# Problem description
Please copy the lines below word for word, leaving out the pictures.

# Records from a dataset

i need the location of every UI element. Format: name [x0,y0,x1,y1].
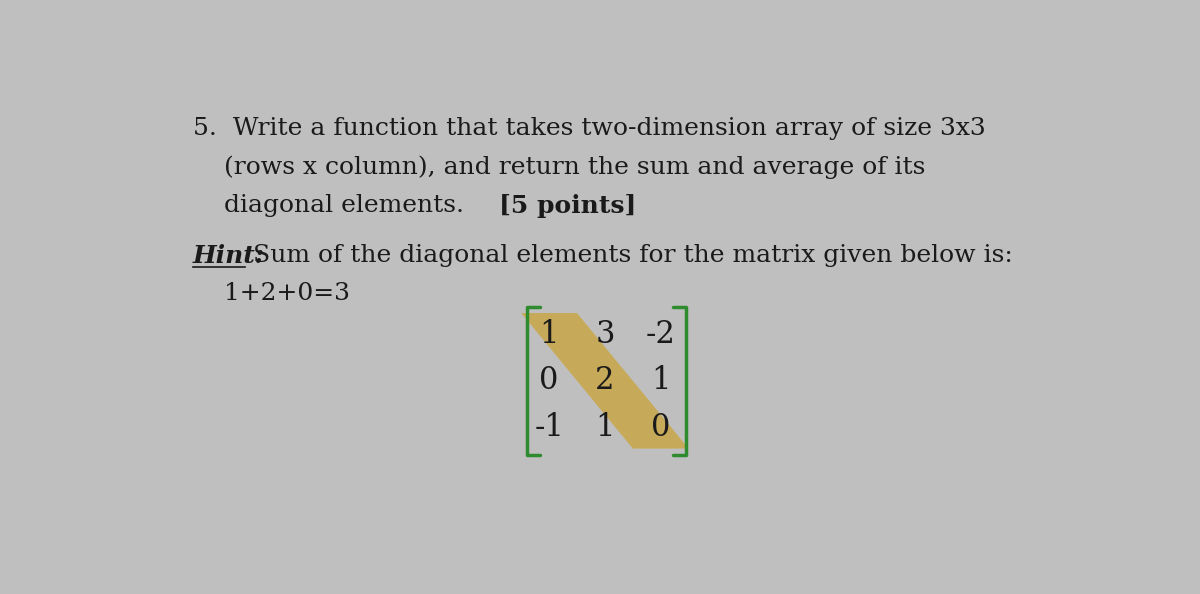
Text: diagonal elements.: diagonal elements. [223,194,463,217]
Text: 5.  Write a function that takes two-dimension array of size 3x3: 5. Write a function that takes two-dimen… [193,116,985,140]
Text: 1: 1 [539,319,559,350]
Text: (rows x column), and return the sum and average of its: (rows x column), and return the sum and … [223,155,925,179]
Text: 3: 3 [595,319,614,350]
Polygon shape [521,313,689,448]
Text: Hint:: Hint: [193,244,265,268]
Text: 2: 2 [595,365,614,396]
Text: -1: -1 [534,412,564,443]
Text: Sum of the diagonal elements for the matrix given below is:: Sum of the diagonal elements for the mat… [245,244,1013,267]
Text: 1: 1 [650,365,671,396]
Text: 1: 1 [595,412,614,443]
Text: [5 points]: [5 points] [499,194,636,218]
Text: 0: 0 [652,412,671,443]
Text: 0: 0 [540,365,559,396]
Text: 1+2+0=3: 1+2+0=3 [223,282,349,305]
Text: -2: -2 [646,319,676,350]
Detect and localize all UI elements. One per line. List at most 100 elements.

# Response to this task
i need the location of every UI element. Format: name [x0,y0,x1,y1].
Text: diagonal elements.: diagonal elements. [223,194,463,217]
Text: 5.  Write a function that takes two-dimension array of size 3x3: 5. Write a function that takes two-dimen… [193,116,985,140]
Text: 1: 1 [539,319,559,350]
Text: (rows x column), and return the sum and average of its: (rows x column), and return the sum and … [223,155,925,179]
Text: 3: 3 [595,319,614,350]
Polygon shape [521,313,689,448]
Text: Hint:: Hint: [193,244,265,268]
Text: 2: 2 [595,365,614,396]
Text: -1: -1 [534,412,564,443]
Text: Sum of the diagonal elements for the matrix given below is:: Sum of the diagonal elements for the mat… [245,244,1013,267]
Text: 1: 1 [650,365,671,396]
Text: 1: 1 [595,412,614,443]
Text: [5 points]: [5 points] [499,194,636,218]
Text: 0: 0 [652,412,671,443]
Text: 0: 0 [540,365,559,396]
Text: 1+2+0=3: 1+2+0=3 [223,282,349,305]
Text: -2: -2 [646,319,676,350]
Detect and localize all UI elements. One per line. List at most 100 elements.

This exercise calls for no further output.